(Excerpt from a dataset)
╭──
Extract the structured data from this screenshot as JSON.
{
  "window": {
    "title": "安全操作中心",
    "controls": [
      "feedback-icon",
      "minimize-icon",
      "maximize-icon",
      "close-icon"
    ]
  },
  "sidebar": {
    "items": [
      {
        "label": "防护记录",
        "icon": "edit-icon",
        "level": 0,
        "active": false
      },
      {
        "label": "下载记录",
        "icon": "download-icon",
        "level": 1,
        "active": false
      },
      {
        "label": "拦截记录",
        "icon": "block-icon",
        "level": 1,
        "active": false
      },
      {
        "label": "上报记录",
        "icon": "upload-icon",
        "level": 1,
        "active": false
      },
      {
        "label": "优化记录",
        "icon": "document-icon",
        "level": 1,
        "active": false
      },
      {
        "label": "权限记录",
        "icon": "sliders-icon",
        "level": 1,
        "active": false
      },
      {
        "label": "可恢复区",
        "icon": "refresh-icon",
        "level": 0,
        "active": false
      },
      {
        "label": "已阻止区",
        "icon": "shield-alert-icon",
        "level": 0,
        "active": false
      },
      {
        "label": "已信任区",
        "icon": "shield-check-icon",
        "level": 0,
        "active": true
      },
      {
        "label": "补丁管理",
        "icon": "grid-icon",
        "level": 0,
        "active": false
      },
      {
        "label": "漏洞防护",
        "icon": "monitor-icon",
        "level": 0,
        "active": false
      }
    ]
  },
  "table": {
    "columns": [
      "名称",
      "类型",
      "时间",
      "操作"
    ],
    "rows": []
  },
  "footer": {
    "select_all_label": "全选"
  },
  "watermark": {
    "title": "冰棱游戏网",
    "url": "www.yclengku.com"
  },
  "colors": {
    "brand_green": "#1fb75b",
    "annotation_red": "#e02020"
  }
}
╰──
TASK BRIEF -> Write out all of the records once more, exactly.

WRITTEN ANSWER ->
Extract the structured data from this screenshot as JSON.
{
  "window": {
    "title": "安全操作中心",
    "controls": [
      "feedback-icon",
      "minimize-icon",
      "maximize-icon",
      "close-icon"
    ]
  },
  "sidebar": {
    "items": [
      {
        "label": "防护记录",
        "icon": "edit-icon",
        "level": 0,
        "active": false
      },
      {
        "label": "下载记录",
        "icon": "download-icon",
        "level": 1,
        "active": false
      },
      {
        "label": "拦截记录",
        "icon": "block-icon",
        "level": 1,
        "active": false
      },
      {
        "label": "上报记录",
        "icon": "upload-icon",
        "level": 1,
        "active": false
      },
      {
        "label": "优化记录",
        "icon": "document-icon",
        "level": 1,
        "active": false
      },
      {
        "label": "权限记录",
        "icon": "sliders-icon",
        "level": 1,
        "active": false
      },
      {
        "label": "可恢复区",
        "icon": "refresh-icon",
        "level": 0,
        "active": false
      },
      {
        "label": "已阻止区",
        "icon": "shield-alert-icon",
        "level": 0,
        "active": false
      },
      {
        "label": "已信任区",
        "icon": "shield-check-icon",
        "level": 0,
        "active": true
      },
      {
        "label": "补丁管理",
        "icon": "grid-icon",
        "level": 0,
        "active": false
      },
      {
        "label": "漏洞防护",
        "icon": "monitor-icon",
        "level": 0,
        "active": false
      }
    ]
  },
  "table": {
    "columns": [
      "名称",
      "类型",
      "时间",
      "操作"
    ],
    "rows": []
  },
  "footer": {
    "select_all_label": "全选"
  },
  "watermark": {
    "title": "冰棱游戏网",
    "url": "www.yclengku.com"
  },
  "colors": {
    "brand_green": "#1fb75b",
    "annotation_red": "#e02020"
  }
}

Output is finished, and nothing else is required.